AIM - Echo the passage of the Arduino tilt alarm write-up from "On tilt switches" up to and including "here precludes this.", word for word.

SELECTED EXTRACT -
--- START ---
Circuit description:My circuit comprises 2 * 5 Volt LED’s (one yellow one red), a piezo sounder element and 2 non mercury tilt switches in addition to an Arduino UNO.
My goal was to use the minimum of components hence the 5 Volt LED’s with their built in resistors.
Board:I built the circuit onto an Arduino development shield board, I specifically chose the board as it had a block of Dual In Line solder pads which I felt would make the wiring up easier. The DIL solder pads were used for the 5 volt LED's and tilt switches, the sounder was placed elsewhere on the board and is the only component wired up directly to the component leads.
Software:The code consists of a main line handling the LED's and sounder and an interrupt service routing handling the tilt switches and time delay.
The timer code was created using an on line calculator [1].
Sensitivity:The tilt switches are at their maximum sensitivity when the circuit is placed on a flat surface; if placed flat on a table top, say, a gentle tap of the table will be enough to set off the alarm.
I tried a couple of software fixes to this sensitivity problem but had no success:
- lowering the frequency at which the timer polls the switches
- increasing the size of the debounce matrix so that any switch closure needs to occur for longer before registering; I note this is a bad idea as it conflicts with the principle that interrupt service routines be as short as possible
I did wonder if the problem was asymmetry in that when a switch closes it takes 10 clock ticks before it is registered but the opening of a switch takes a single clock tick to register but did not pursued this.
On tilt switches with flexible leads you can bend the body so that the ball has to run up, or down, a ramp to reduce sensitivity but the rigid leads of the switches chosen here precludes this.
--- END ---
(Source records)
--- START ---
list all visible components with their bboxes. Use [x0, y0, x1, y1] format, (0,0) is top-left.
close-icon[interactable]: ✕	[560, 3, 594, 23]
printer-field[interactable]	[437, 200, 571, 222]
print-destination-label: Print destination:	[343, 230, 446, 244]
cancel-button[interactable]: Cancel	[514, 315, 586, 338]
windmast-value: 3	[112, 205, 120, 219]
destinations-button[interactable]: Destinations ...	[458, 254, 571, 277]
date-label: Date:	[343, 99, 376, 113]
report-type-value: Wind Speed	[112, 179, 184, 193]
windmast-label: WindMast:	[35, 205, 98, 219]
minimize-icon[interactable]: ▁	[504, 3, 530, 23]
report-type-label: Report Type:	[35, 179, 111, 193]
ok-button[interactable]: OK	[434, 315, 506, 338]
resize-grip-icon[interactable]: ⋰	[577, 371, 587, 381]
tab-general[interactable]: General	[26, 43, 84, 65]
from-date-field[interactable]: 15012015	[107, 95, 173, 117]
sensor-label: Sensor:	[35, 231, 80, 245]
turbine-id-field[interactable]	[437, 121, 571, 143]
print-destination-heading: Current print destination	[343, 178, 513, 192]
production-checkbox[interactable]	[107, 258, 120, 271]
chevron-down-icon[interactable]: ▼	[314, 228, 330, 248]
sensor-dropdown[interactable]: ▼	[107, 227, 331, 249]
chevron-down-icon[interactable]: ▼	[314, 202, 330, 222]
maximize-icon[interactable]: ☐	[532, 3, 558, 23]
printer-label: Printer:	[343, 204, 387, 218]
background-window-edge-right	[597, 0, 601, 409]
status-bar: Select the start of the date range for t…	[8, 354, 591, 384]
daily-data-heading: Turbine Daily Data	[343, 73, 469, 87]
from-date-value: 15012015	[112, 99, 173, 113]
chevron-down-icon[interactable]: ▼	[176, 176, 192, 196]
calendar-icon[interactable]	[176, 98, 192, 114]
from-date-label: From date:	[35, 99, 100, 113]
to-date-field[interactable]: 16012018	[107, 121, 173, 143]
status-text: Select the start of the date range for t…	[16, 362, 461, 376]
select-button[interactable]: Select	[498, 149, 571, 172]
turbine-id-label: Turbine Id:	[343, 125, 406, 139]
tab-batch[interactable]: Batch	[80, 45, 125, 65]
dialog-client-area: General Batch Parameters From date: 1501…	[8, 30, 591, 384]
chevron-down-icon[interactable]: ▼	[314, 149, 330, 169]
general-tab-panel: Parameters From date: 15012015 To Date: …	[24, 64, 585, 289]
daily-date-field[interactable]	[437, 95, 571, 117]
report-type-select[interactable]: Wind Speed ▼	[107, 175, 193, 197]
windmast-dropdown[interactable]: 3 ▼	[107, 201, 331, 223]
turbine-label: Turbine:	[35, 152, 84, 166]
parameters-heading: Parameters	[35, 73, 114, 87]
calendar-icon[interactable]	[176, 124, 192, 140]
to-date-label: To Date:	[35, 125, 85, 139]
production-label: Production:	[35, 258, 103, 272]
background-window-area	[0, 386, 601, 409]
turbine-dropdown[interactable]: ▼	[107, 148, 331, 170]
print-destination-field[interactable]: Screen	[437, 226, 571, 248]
--- END ---
REPLY TO THE EXERCISE -
On tilt switches with flexible leads you can bend the body so that the ball has to run up, or down, a ramp to reduce sensitivity but the rigid leads of the switches chosen here precludes this.